» **REQUIREMENTS**
Reproduce these lines as a numbered list, omitting any blank lines and leaving the pictures out of the answer.
---- STORED DATA
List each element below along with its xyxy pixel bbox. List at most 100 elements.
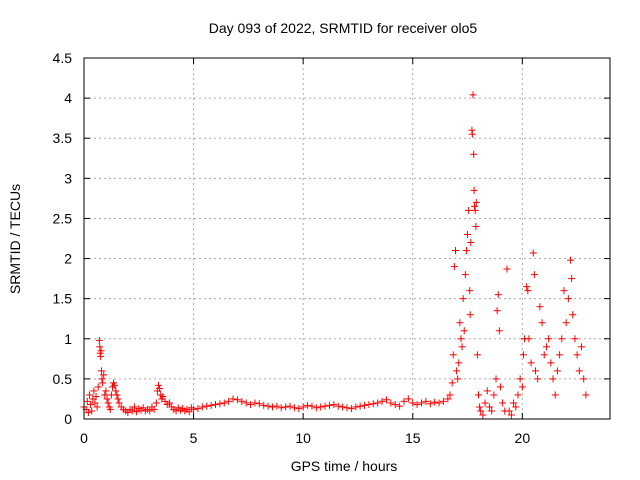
data-point [229, 395, 237, 403]
data-point [103, 395, 111, 403]
data-point [212, 401, 219, 409]
data-point [404, 395, 412, 403]
data-point [492, 375, 500, 383]
data-point [115, 399, 123, 407]
data-point [365, 401, 373, 409]
data-point [317, 403, 325, 411]
data-point [431, 398, 439, 406]
data-point [352, 403, 360, 411]
data-point [194, 405, 202, 413]
data-point [111, 381, 119, 389]
data-point [225, 397, 233, 405]
data-point [396, 402, 404, 410]
data-point [100, 371, 108, 379]
data-point [93, 403, 101, 411]
data-point [369, 400, 377, 408]
data-point [343, 404, 351, 412]
y-tick-label: 2 [64, 251, 72, 267]
data-point [203, 402, 211, 410]
data-point [87, 401, 95, 409]
data-point [471, 206, 479, 214]
data-point [531, 367, 539, 375]
data-point [461, 271, 469, 279]
data-point [493, 307, 501, 315]
data-point [96, 343, 104, 351]
data-point [104, 399, 112, 407]
data-point [198, 403, 206, 411]
data-point [568, 275, 576, 283]
y-tick-label: 4.5 [53, 50, 73, 66]
data-point [466, 287, 474, 295]
data-point [453, 367, 461, 375]
data-point [464, 230, 472, 238]
data-point [99, 379, 107, 387]
data-point [97, 347, 105, 355]
data-point [400, 397, 408, 405]
data-point [247, 401, 255, 409]
data-point [476, 403, 484, 411]
data-point [114, 395, 122, 403]
data-point [560, 287, 568, 295]
data-point [507, 411, 515, 419]
data-point [542, 343, 550, 351]
data-point [456, 319, 464, 327]
data-point [460, 327, 468, 335]
data-point [468, 130, 476, 138]
data-point [454, 375, 462, 383]
data-point [152, 399, 160, 407]
data-point [495, 327, 503, 335]
data-point [295, 405, 303, 413]
data-point [485, 403, 493, 411]
data-point [558, 335, 566, 343]
data-point [413, 401, 421, 409]
data-point [95, 336, 103, 344]
data-point [190, 405, 198, 413]
data-point [494, 291, 502, 299]
data-point [448, 379, 456, 387]
data-point [529, 249, 537, 257]
data-point [567, 256, 575, 264]
data-point [551, 391, 559, 399]
x-axis-label: GPS time / hours [291, 458, 398, 474]
x-tick-label: 20 [515, 430, 531, 446]
data-point [516, 375, 524, 383]
data-point [469, 91, 477, 99]
data-point [481, 399, 489, 407]
data-point [426, 400, 434, 408]
y-tick-label: 2.5 [53, 210, 73, 226]
data-point [382, 396, 390, 404]
data-point [475, 391, 482, 399]
data-point [523, 283, 531, 291]
data-point [439, 397, 447, 405]
data-point [391, 401, 399, 409]
points-layer [80, 91, 590, 419]
data-point [387, 399, 395, 407]
data-point [446, 391, 454, 399]
y-tick-label: 0.5 [53, 371, 73, 387]
data-point [106, 405, 114, 413]
data-point [525, 335, 533, 343]
data-point [472, 198, 480, 206]
data-point [101, 391, 109, 399]
data-point [455, 359, 463, 367]
y-axis-label: SRMTID / TECUs [7, 184, 23, 294]
data-point [490, 391, 498, 399]
data-point [242, 399, 250, 407]
data-point [549, 375, 557, 383]
data-point [530, 271, 538, 279]
data-point [94, 383, 102, 391]
grid-layer [84, 58, 610, 419]
data-point [505, 407, 513, 415]
data-point [422, 397, 430, 405]
data-point [321, 402, 329, 410]
data-point [185, 408, 193, 416]
data-point [578, 343, 586, 351]
data-point [512, 403, 520, 411]
data-point [88, 407, 96, 415]
data-point [146, 407, 154, 415]
y-tick-label: 3.5 [53, 130, 73, 146]
y-tick-label: 4 [64, 90, 72, 106]
data-point [538, 319, 546, 327]
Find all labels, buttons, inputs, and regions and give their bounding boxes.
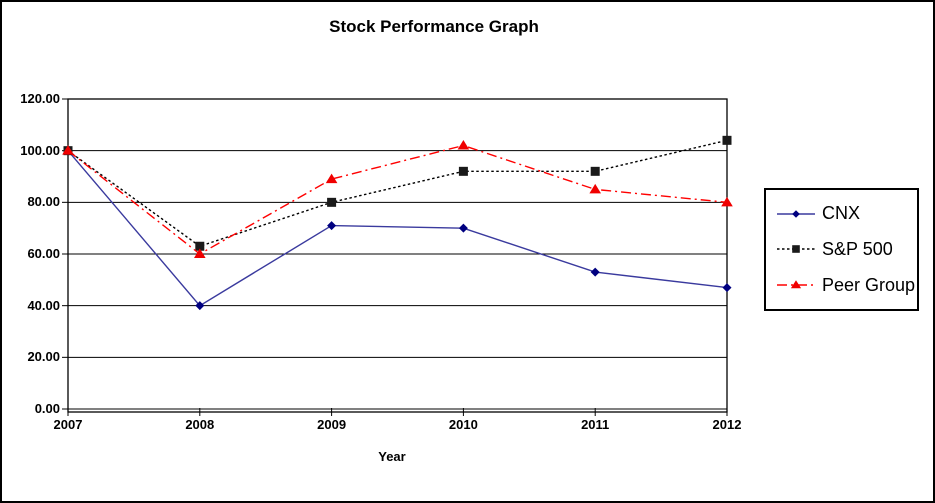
--------
» **IN RESPONSE**
1. List each element below along with its xyxy pixel bbox. List at most 100 elements.
2. data-point [229, 395, 237, 403]
3. data-point [103, 395, 111, 403]
4. data-point [212, 401, 219, 409]
5. data-point [404, 395, 412, 403]
6. data-point [492, 375, 500, 383]
7. data-point [115, 399, 123, 407]
8. data-point [365, 401, 373, 409]
9. data-point [317, 403, 325, 411]
10. data-point [431, 398, 439, 406]
11. data-point [352, 403, 360, 411]
12. data-point [194, 405, 202, 413]
13. data-point [111, 381, 119, 389]
14. data-point [225, 397, 233, 405]
15. data-point [396, 402, 404, 410]
16. data-point [100, 371, 108, 379]
17. data-point [93, 403, 101, 411]
18. data-point [369, 400, 377, 408]
19. data-point [343, 404, 351, 412]
20. y-tick-label: 2 [64, 251, 72, 267]
21. data-point [203, 402, 211, 410]
22. data-point [87, 401, 95, 409]
23. data-point [471, 206, 479, 214]
24. data-point [531, 367, 539, 375]
25. data-point [461, 271, 469, 279]
26. data-point [493, 307, 501, 315]
27. data-point [96, 343, 104, 351]
28. data-point [104, 399, 112, 407]
29. data-point [198, 403, 206, 411]
30. data-point [568, 275, 576, 283]
31. y-tick-label: 4.5 [53, 50, 73, 66]
32. data-point [466, 287, 474, 295]
33. data-point [453, 367, 461, 375]
34. data-point [464, 230, 472, 238]
35. data-point [99, 379, 107, 387]
36. data-point [97, 347, 105, 355]
37. data-point [400, 397, 408, 405]
38. data-point [247, 401, 255, 409]
39. data-point [476, 403, 484, 411]
40. data-point [114, 395, 122, 403]
41. data-point [560, 287, 568, 295]
42. data-point [507, 411, 515, 419]
43. data-point [542, 343, 550, 351]
44. data-point [456, 319, 464, 327]
45. data-point [460, 327, 468, 335]
46. data-point [468, 130, 476, 138]
47. data-point [454, 375, 462, 383]
48. data-point [152, 399, 160, 407]
49. data-point [495, 327, 503, 335]
50. data-point [295, 405, 303, 413]
51. data-point [485, 403, 493, 411]
52. data-point [558, 335, 566, 343]
53. data-point [413, 401, 421, 409]
54. data-point [95, 336, 103, 344]
55. data-point [190, 405, 198, 413]
56. data-point [494, 291, 502, 299]
57. data-point [448, 379, 456, 387]
58. data-point [529, 249, 537, 257]
59. data-point [567, 256, 575, 264]
60. data-point [551, 391, 559, 399]
61. x-axis-label: GPS time / hours [291, 458, 398, 474]
62. x-tick-label: 20 [515, 430, 531, 446]
63. data-point [516, 375, 524, 383]
64. data-point [469, 91, 477, 99]
65. data-point [481, 399, 489, 407]
66. data-point [426, 400, 434, 408]
67. y-tick-label: 2.5 [53, 210, 73, 226]
68. data-point [382, 396, 390, 404]
69. data-point [475, 391, 482, 399]
70. data-point [523, 283, 531, 291]
71. data-point [439, 397, 447, 405]
72. data-point [391, 401, 399, 409]
73. points-layer [80, 91, 590, 419]
74. data-point [387, 399, 395, 407]
75. data-point [446, 391, 454, 399]
76. y-tick-label: 0.5 [53, 371, 73, 387]
77. data-point [106, 405, 114, 413]
78. data-point [525, 335, 533, 343]
79. data-point [472, 198, 480, 206]
80. data-point [101, 391, 109, 399]
81. data-point [455, 359, 463, 367]
82. y-axis-label: SRMTID / TECUs [7, 184, 23, 294]
83. data-point [490, 391, 498, 399]
84. data-point [242, 399, 250, 407]
85. data-point [549, 375, 557, 383]
86. data-point [530, 271, 538, 279]
87. data-point [94, 383, 102, 391]
88. grid-layer [84, 58, 610, 419]
89. data-point [505, 407, 513, 415]
90. data-point [422, 397, 430, 405]
91. data-point [321, 402, 329, 410]
92. data-point [185, 408, 193, 416]
93. data-point [578, 343, 586, 351]
94. data-point [512, 403, 520, 411]
95. data-point [88, 407, 96, 415]
96. data-point [146, 407, 154, 415]
97. y-tick-label: 3.5 [53, 130, 73, 146]
98. y-tick-label: 4 [64, 90, 72, 106]
99. data-point [538, 319, 546, 327]
100. Find all labels, buttons, inputs, and regions and give their bounding boxes.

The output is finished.